- _Goal of the exercise_
Render each line of the items below as a string in a single JSON array, one string per line, with blank lines and the picture lines left out.

- _Data rows_
------------------------------------------------

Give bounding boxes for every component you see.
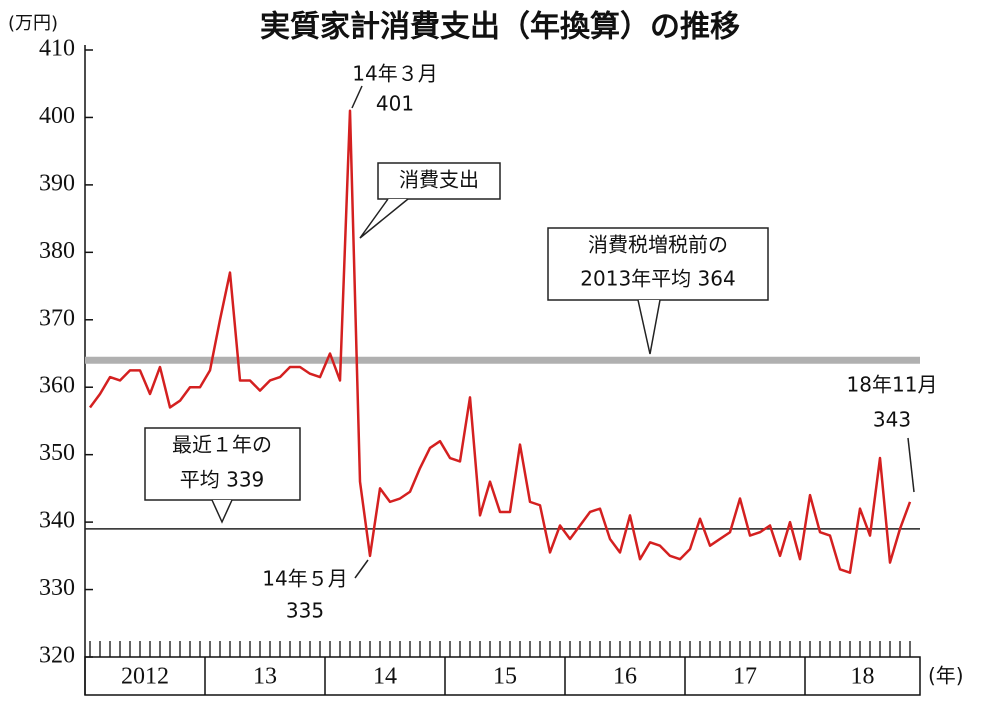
x-tick-label: 18 (851, 664, 875, 690)
leader-line (354, 559, 369, 579)
y-tick-label: 330 (39, 575, 75, 601)
annotation-text: 401 (376, 92, 414, 116)
callout-box (547, 227, 769, 301)
x-tick-label: 13 (253, 664, 277, 690)
annotation-text: 18年11月 (847, 373, 938, 397)
y-tick-label: 410 (39, 36, 75, 62)
callout-box (144, 427, 301, 501)
x-tick-label: 16 (613, 664, 637, 690)
y-tick-label: 400 (39, 103, 75, 129)
y-tick-label: 350 (39, 440, 75, 466)
x-tick-label: 2012 (121, 664, 169, 690)
leader-line (351, 85, 363, 109)
annotation-text: 消費支出 (399, 168, 479, 192)
x-tick-label: 17 (733, 664, 757, 690)
x-tick-label: 15 (493, 664, 517, 690)
y-tick-label: 390 (39, 170, 75, 196)
annotation-text: 335 (286, 599, 324, 623)
callout-pointer (211, 499, 233, 524)
y-tick-label: 370 (39, 305, 75, 331)
x-axis-band (84, 656, 921, 696)
x-unit: (年) (928, 664, 964, 688)
annotation-text: 平均 339 (180, 468, 265, 492)
callout-pointer (637, 299, 661, 355)
y-tick-label: 380 (39, 238, 75, 264)
y-unit: (万円) (8, 13, 58, 34)
callout-box (377, 162, 501, 200)
annotation-text: 343 (873, 408, 911, 432)
annotation-text: 2013年平均 364 (580, 267, 735, 291)
annotation-text: 最近１年の (172, 433, 272, 457)
chart-title: 実質家計消費支出（年換算）の推移 (260, 10, 740, 45)
y-tick-label: 360 (39, 373, 75, 399)
data-line (88, 109, 912, 574)
leader-line (907, 437, 915, 493)
annotation-text: 14年５月 (262, 567, 347, 591)
callout-pointer (359, 198, 409, 239)
x-tick-label: 14 (373, 664, 397, 690)
y-tick-label: 320 (39, 643, 75, 669)
y-tick-label: 340 (39, 508, 75, 534)
annotation-text: 14年３月 (352, 62, 437, 86)
annotation-text: 消費税増税前の (588, 233, 728, 257)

------------------------------------------------

- _Exercise answer_
[
  "Give bounding boxes for every component you see.",
  "x-tick-label: 18 (851, 664, 875, 690)",
  "leader-line (354, 559, 369, 579)",
  "y-tick-label: 330 (39, 575, 75, 601)",
  "annotation-text: 401 (376, 92, 414, 116)",
  "callout-box (547, 227, 769, 301)",
  "x-tick-label: 13 (253, 664, 277, 690)",
  "annotation-text: 18年11月 (847, 373, 938, 397)",
  "y-tick-label: 410 (39, 36, 75, 62)",
  "callout-box (144, 427, 301, 501)",
  "x-tick-label: 16 (613, 664, 637, 690)",
  "y-tick-label: 400 (39, 103, 75, 129)",
  "y-tick-label: 350 (39, 440, 75, 466)",
  "x-tick-label: 2012 (121, 664, 169, 690)",
  "leader-line (351, 85, 363, 109)",
  "annotation-text: 消費支出 (399, 168, 479, 192)",
  "x-tick-label: 17 (733, 664, 757, 690)",
  "x-tick-label: 15 (493, 664, 517, 690)",
  "y-tick-label: 390 (39, 170, 75, 196)",
  "annotation-text: 335 (286, 599, 324, 623)",
  "callout-pointer (211, 499, 233, 524)",
  "y-tick-label: 370 (39, 305, 75, 331)",
  "x-axis-band (84, 656, 921, 696)",
  "x-unit: (年) (928, 664, 964, 688)",
  "annotation-text: 平均 339 (180, 468, 265, 492)",
  "callout-pointer (637, 299, 661, 355)",
  "y-tick-label: 380 (39, 238, 75, 264)",
  "y-unit: (万円) (8, 13, 58, 34)",
  "callout-box (377, 162, 501, 200)",
  "annotation-text: 343 (873, 408, 911, 432)",
  "annotation-text: 2013年平均 364 (580, 267, 735, 291)",
  "annotation-text: 最近１年の (172, 433, 272, 457)",
  "chart-title: 実質家計消費支出（年換算）の推移 (260, 10, 740, 45)",
  "y-tick-label: 360 (39, 373, 75, 399)",
  "data-line (88, 109, 912, 574)",
  "leader-line (907, 437, 915, 493)",
  "annotation-text: 14年５月 (262, 567, 347, 591)",
  "callout-pointer (359, 198, 409, 239)",
  "x-tick-label: 14 (373, 664, 397, 690)",
  "y-tick-label: 320 (39, 643, 75, 669)",
  "y-tick-label: 340 (39, 508, 75, 534)",
  "annotation-text: 14年３月 (352, 62, 437, 86)",
  "annotation-text: 消費税増税前の (588, 233, 728, 257)"
]